Figure contents as structured data -
┄┄┄┄┄┄┄┄┄┄

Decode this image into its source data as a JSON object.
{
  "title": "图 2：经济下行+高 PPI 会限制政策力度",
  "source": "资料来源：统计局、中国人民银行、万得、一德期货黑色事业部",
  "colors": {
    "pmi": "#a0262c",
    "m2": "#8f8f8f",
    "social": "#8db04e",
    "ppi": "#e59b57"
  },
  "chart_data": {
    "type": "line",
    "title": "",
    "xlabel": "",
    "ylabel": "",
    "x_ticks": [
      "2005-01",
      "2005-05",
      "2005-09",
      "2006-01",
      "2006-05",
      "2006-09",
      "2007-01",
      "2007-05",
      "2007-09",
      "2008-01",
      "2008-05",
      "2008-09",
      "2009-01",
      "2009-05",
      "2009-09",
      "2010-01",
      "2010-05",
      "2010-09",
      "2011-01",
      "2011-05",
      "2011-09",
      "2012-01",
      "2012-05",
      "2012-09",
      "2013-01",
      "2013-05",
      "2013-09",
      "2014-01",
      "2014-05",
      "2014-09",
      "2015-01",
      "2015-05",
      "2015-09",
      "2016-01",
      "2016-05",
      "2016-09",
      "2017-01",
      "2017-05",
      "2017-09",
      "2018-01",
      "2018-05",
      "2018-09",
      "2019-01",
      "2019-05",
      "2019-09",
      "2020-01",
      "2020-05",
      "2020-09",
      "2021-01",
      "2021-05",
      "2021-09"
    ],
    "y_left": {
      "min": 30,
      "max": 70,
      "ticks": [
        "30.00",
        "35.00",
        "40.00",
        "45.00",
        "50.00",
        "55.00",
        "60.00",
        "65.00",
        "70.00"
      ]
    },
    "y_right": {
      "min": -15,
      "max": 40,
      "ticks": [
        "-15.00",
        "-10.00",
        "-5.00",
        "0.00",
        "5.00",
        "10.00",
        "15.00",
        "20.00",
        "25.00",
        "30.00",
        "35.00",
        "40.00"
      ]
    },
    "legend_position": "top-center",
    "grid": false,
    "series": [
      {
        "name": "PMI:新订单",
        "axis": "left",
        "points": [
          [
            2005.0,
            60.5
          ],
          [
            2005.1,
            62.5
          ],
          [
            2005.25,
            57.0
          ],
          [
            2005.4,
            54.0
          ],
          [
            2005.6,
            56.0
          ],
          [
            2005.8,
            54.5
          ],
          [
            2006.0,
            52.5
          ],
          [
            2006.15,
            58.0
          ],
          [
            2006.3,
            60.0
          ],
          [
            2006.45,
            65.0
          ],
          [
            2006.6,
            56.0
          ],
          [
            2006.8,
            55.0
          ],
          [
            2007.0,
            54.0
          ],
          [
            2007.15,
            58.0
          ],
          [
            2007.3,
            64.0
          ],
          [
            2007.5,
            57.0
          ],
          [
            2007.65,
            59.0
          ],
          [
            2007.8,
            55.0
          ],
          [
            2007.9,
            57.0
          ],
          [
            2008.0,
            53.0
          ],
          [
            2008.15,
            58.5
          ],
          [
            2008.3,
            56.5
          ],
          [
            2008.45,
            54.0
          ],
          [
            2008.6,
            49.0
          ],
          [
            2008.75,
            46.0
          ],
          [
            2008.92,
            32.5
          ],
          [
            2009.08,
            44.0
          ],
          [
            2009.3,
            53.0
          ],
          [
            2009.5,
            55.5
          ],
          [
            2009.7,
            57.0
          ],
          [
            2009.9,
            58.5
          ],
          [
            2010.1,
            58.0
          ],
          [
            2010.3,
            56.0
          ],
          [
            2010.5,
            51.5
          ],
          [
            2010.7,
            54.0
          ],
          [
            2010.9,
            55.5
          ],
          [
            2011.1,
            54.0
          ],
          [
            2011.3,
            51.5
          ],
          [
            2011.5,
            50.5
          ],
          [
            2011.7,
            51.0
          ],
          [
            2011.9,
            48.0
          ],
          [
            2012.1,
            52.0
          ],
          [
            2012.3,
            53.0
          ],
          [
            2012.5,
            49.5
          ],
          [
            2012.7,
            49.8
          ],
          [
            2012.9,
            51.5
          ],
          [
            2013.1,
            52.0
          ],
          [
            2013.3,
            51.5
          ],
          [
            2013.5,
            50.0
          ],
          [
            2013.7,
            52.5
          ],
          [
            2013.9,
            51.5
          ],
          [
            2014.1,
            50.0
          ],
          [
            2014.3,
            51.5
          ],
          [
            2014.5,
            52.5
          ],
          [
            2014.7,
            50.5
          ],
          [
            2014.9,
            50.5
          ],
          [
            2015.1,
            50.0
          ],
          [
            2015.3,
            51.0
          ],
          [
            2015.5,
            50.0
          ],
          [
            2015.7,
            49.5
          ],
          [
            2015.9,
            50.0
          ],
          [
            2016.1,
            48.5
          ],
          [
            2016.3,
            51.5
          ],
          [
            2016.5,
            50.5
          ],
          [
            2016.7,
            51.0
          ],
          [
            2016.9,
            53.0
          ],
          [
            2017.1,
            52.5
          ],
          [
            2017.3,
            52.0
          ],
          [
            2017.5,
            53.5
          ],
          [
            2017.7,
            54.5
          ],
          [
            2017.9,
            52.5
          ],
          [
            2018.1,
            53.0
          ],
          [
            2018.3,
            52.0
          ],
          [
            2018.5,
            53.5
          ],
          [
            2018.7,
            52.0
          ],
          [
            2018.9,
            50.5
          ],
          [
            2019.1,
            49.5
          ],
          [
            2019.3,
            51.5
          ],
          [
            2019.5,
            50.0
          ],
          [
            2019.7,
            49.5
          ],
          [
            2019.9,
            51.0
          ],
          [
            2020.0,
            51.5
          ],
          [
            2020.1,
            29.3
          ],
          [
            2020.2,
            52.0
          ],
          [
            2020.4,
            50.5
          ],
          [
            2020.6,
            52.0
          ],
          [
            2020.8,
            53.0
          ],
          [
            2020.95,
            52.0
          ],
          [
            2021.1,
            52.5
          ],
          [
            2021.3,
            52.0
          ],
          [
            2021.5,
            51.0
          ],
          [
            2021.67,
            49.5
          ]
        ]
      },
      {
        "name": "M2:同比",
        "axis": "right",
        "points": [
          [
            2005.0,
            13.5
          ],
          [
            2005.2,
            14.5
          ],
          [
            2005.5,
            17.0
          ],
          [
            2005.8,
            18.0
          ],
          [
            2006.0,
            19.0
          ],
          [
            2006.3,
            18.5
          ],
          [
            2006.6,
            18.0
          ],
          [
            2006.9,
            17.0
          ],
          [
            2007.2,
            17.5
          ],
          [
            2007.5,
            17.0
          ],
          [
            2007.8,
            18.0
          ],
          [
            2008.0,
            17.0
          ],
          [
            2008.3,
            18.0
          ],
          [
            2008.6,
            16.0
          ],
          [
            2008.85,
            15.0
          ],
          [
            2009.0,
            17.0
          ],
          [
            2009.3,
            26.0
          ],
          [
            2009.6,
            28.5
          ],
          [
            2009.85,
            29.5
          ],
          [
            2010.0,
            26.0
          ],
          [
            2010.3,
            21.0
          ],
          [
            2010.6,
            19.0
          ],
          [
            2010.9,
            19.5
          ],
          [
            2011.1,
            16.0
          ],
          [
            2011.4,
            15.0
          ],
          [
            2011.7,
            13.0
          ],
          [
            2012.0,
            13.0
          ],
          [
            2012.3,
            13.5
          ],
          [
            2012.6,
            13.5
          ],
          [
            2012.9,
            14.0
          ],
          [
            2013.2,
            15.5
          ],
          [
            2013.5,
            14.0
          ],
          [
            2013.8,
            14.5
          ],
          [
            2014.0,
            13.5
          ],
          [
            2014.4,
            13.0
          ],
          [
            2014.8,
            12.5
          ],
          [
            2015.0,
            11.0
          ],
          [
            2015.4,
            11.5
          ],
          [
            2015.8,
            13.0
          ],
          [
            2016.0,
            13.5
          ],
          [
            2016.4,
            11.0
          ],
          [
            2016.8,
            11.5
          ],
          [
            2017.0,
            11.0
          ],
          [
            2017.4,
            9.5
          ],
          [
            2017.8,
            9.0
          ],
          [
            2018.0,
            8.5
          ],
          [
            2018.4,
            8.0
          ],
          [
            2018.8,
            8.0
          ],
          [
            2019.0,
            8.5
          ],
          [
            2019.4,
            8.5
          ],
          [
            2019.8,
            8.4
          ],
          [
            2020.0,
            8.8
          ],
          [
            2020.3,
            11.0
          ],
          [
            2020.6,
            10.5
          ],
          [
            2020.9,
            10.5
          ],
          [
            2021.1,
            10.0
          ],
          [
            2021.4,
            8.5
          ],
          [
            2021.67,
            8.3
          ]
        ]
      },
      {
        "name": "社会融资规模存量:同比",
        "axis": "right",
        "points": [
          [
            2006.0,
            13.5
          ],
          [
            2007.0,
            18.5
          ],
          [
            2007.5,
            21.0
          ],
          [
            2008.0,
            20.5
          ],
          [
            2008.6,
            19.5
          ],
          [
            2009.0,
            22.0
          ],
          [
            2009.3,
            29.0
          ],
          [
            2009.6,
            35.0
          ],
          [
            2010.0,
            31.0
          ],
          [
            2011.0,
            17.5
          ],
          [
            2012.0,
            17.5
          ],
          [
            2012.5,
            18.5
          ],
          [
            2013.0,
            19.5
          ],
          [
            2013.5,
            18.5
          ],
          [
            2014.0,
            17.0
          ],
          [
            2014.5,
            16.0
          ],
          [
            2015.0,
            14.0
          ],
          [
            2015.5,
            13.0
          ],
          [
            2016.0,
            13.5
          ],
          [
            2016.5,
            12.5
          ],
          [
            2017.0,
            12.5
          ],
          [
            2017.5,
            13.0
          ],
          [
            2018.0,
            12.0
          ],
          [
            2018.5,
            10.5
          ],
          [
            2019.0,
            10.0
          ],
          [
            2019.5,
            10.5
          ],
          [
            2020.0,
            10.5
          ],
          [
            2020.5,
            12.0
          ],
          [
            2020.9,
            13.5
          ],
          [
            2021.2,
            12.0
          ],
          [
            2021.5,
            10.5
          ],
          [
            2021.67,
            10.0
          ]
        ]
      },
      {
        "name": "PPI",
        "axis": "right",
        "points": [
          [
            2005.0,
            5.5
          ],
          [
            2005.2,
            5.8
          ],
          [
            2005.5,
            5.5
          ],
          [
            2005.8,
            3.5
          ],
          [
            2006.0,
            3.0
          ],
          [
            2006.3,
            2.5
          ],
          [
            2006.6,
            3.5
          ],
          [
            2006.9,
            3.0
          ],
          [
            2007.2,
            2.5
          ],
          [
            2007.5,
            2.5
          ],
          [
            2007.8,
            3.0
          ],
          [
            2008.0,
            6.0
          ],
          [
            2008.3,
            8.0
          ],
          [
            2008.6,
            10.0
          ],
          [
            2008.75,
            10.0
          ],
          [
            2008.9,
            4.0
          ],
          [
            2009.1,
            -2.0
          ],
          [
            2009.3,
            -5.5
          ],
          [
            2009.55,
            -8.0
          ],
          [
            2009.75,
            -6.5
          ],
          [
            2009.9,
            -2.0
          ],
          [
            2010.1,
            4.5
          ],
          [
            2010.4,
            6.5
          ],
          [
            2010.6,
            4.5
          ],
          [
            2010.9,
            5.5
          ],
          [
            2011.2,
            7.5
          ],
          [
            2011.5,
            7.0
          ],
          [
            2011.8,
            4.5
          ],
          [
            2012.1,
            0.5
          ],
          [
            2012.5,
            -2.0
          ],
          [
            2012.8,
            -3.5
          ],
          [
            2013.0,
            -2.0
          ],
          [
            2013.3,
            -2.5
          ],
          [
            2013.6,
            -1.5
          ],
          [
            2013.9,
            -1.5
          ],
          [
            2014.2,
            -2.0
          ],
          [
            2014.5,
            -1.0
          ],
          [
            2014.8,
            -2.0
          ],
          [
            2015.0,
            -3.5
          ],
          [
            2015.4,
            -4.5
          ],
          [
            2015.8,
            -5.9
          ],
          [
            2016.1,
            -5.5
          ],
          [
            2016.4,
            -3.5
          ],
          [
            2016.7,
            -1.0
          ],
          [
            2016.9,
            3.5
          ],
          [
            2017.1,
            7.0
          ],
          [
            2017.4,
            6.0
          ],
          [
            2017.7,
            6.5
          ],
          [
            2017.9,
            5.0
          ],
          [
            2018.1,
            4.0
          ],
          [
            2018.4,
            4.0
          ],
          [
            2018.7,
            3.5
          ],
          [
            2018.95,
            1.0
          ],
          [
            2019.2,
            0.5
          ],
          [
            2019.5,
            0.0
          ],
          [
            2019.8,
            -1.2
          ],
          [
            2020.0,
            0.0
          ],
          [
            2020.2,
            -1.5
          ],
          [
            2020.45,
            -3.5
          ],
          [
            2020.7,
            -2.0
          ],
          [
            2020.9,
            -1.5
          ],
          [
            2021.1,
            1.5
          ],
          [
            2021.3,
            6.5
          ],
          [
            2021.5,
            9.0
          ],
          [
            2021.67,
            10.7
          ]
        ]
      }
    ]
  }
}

┄┄┄┄┄┄┄┄┄┄

INSTRUCTION -
Return only those lines of the records that contain the string "name".

SOLUTION -
        "name": "PMI:新订单",
        "name": "M2:同比",
        "name": "社会融资规模存量:同比",
        "name": "PPI",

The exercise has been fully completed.